[Collected data]

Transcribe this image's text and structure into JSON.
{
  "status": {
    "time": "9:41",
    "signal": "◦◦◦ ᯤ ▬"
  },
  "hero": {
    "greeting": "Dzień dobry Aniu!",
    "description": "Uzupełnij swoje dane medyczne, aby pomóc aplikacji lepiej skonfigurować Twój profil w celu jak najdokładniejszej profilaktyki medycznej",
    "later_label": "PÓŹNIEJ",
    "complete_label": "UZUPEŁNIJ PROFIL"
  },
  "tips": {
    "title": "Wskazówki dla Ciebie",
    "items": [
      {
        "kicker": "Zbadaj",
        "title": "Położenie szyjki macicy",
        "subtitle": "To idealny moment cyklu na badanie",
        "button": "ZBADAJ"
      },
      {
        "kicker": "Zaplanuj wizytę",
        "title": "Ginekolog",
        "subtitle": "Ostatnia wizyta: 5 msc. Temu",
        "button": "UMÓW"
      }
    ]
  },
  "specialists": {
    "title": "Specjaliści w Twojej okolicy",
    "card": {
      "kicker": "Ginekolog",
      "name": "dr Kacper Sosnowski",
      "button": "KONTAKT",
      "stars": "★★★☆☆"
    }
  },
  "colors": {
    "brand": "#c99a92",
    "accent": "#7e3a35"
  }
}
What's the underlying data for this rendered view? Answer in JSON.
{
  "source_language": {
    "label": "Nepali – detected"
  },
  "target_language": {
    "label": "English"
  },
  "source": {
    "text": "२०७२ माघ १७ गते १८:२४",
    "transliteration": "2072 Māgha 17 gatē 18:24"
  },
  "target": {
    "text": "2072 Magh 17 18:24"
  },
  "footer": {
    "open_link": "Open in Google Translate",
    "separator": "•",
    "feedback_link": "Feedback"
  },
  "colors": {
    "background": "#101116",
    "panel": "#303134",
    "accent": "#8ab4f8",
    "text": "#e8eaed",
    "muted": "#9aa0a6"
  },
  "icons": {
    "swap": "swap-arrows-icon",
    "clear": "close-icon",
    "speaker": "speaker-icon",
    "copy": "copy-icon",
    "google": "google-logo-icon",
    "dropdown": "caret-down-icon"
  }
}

[TASK INSTRUCTIONS] Copy every line from the records above that contains the word "button".

[OUTPUT FOR THIS EXERCISE]
        "button": "ZBADAJ"
        "button": "UMÓW"
      "button": "KONTAKT",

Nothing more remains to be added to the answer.